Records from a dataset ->
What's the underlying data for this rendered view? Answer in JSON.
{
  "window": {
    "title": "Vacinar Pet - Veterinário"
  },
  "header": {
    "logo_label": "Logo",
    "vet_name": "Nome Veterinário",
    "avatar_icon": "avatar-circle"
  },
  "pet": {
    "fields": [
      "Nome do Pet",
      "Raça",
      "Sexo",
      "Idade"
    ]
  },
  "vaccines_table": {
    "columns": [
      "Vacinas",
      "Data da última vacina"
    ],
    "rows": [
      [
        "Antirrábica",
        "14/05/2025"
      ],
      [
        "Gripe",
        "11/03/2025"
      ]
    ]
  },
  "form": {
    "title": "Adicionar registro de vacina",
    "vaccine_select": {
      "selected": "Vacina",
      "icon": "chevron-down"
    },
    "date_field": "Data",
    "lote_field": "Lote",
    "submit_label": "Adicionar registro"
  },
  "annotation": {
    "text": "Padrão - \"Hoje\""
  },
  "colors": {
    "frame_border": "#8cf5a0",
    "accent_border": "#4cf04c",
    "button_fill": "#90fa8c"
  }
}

THE EXERCISE -> Copy out the data shown above without altering anything.

RESULT ->
What's the underlying data for this rendered view? Answer in JSON.
{
  "window": {
    "title": "Vacinar Pet - Veterinário"
  },
  "header": {
    "logo_label": "Logo",
    "vet_name": "Nome Veterinário",
    "avatar_icon": "avatar-circle"
  },
  "pet": {
    "fields": [
      "Nome do Pet",
      "Raça",
      "Sexo",
      "Idade"
    ]
  },
  "vaccines_table": {
    "columns": [
      "Vacinas",
      "Data da última vacina"
    ],
    "rows": [
      [
        "Antirrábica",
        "14/05/2025"
      ],
      [
        "Gripe",
        "11/03/2025"
      ]
    ]
  },
  "form": {
    "title": "Adicionar registro de vacina",
    "vaccine_select": {
      "selected": "Vacina",
      "icon": "chevron-down"
    },
    "date_field": "Data",
    "lote_field": "Lote",
    "submit_label": "Adicionar registro"
  },
  "annotation": {
    "text": "Padrão - \"Hoje\""
  },
  "colors": {
    "frame_border": "#8cf5a0",
    "accent_border": "#4cf04c",
    "button_fill": "#90fa8c"
  }
}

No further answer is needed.